:: Source data ::

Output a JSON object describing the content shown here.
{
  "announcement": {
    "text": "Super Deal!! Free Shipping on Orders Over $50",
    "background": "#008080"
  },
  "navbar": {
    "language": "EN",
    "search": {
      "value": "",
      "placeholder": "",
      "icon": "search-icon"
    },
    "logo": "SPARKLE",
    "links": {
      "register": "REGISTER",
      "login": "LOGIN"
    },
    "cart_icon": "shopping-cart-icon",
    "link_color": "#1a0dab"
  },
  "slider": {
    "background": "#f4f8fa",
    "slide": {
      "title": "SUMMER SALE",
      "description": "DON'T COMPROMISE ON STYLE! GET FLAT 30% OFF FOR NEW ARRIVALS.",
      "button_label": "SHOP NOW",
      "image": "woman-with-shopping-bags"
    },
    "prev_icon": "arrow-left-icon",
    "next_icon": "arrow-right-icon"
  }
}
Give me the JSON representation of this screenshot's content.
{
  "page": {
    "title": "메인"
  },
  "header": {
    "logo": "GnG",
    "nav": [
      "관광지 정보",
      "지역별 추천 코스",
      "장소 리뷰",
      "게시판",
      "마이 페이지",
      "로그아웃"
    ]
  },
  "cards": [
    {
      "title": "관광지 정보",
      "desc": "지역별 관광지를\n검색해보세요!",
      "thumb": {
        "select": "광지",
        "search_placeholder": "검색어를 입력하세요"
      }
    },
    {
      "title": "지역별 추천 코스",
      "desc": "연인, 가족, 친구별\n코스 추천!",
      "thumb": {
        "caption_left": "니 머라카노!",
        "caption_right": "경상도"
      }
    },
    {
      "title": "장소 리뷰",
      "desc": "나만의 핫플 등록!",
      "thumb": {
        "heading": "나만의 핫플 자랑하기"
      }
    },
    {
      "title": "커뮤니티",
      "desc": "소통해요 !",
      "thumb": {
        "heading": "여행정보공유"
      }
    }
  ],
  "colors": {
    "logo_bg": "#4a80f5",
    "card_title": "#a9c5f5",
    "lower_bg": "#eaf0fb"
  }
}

:: Description of the task ::
Check each line above for the word "arrow" and copy the ones that have it.

:: Reply to the task ::
    "prev_icon": "arrow-left-icon",
    "next_icon": "arrow-right-icon"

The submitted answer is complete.